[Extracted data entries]
* * *
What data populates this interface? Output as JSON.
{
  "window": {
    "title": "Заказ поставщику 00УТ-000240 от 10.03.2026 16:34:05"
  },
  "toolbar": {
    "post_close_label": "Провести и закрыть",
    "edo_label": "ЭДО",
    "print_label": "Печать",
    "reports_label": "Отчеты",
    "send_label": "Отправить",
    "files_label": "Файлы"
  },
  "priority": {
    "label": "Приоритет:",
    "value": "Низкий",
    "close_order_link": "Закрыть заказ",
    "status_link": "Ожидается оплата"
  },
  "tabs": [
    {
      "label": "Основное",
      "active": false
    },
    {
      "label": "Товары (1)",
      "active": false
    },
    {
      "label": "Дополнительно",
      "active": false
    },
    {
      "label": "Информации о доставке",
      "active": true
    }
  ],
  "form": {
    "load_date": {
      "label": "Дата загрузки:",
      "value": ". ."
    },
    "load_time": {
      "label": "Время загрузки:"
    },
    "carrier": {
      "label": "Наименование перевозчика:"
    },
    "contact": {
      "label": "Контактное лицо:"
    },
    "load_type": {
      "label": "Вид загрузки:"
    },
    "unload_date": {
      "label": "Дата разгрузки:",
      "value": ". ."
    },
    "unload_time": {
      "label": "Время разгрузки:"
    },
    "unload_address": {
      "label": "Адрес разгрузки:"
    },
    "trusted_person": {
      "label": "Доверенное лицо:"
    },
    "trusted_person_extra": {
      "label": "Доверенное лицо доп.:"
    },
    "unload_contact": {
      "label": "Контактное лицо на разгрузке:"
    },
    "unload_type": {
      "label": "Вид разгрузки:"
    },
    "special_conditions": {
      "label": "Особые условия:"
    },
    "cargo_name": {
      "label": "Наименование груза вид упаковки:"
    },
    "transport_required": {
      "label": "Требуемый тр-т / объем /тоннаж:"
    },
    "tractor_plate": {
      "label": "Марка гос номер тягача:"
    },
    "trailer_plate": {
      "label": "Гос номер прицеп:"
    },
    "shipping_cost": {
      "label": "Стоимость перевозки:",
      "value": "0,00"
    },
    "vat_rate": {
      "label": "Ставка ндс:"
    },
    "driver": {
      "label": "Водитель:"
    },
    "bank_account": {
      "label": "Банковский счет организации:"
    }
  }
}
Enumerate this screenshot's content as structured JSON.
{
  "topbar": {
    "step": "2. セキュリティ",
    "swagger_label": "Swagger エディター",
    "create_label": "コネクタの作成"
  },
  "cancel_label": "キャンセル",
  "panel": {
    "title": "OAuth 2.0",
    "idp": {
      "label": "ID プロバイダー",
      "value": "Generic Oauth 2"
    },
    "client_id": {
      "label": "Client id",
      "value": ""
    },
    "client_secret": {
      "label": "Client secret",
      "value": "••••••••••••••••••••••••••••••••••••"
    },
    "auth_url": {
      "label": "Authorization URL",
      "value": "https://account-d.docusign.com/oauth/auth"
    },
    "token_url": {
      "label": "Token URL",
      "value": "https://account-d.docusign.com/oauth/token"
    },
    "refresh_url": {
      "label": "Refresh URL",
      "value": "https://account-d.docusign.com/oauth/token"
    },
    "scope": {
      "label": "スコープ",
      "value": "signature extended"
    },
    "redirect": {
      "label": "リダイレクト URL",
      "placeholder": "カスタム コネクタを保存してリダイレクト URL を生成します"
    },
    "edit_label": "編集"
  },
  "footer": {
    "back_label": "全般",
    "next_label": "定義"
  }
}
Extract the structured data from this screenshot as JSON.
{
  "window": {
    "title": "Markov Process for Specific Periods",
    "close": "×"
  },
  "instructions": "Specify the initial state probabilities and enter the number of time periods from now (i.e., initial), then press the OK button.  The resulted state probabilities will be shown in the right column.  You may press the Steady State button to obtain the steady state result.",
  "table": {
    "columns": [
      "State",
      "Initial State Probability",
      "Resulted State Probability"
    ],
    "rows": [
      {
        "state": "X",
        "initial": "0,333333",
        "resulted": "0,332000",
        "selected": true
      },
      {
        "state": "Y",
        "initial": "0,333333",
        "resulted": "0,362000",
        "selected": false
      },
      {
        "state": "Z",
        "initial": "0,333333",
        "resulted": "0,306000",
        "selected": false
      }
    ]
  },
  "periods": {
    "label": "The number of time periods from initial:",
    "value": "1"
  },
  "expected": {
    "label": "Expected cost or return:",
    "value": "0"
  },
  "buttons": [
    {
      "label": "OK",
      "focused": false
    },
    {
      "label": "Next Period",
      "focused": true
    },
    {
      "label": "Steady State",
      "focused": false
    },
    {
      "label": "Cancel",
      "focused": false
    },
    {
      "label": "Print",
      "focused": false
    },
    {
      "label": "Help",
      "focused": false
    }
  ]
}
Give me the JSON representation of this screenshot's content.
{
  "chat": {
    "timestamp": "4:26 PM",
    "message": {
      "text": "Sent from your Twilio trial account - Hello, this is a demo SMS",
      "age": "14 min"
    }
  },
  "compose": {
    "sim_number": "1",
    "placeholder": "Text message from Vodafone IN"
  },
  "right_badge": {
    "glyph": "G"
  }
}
* * *
§ Your task
Each line that has the word "message" should be copied.

§ Answer to this exercise
    "message": {
    "placeholder": "Text message from Vodafone IN"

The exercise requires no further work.